• RECORDS FOR THIS TASK

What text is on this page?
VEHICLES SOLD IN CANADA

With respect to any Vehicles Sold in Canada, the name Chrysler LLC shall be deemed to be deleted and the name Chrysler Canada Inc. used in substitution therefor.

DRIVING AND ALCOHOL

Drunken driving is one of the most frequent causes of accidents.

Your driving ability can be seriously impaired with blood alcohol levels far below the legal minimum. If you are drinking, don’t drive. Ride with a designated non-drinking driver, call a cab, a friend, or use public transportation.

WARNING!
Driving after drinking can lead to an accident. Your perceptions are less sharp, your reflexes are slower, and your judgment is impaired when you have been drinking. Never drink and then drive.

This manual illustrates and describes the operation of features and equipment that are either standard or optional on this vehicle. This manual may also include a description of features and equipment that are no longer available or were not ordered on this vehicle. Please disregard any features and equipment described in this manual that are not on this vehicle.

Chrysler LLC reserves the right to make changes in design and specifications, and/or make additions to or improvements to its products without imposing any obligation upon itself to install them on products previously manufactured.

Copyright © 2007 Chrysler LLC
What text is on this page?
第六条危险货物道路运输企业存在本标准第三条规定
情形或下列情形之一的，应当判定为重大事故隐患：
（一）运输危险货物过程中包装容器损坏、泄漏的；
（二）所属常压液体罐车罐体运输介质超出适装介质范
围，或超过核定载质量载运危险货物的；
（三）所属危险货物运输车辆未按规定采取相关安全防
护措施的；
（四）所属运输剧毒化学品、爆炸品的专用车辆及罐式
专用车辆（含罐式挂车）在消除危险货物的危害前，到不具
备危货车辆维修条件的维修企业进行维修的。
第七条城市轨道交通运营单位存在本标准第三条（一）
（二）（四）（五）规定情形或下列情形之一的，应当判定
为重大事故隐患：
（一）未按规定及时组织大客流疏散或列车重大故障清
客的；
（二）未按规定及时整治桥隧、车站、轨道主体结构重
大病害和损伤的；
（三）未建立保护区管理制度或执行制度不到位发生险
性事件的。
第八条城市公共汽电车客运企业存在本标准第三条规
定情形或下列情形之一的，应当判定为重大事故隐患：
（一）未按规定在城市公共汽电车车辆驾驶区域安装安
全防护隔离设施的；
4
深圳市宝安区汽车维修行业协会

• TASK DESCRIPTION
Every line containing the string "drive" must be listed.

• RIGHT ANSWER
Your driving ability can be seriously impaired with blood alcohol levels far below the legal minimum. If you are drinking, don’t drive. Ride with a designated non-drinking driver, call a cab, a friend, or use public transportation.
Driving after drinking can lead to an accident. Your perceptions are less sharp, your reflexes are slower, and your judgment is impaired when you have been drinking. Never drink and then drive.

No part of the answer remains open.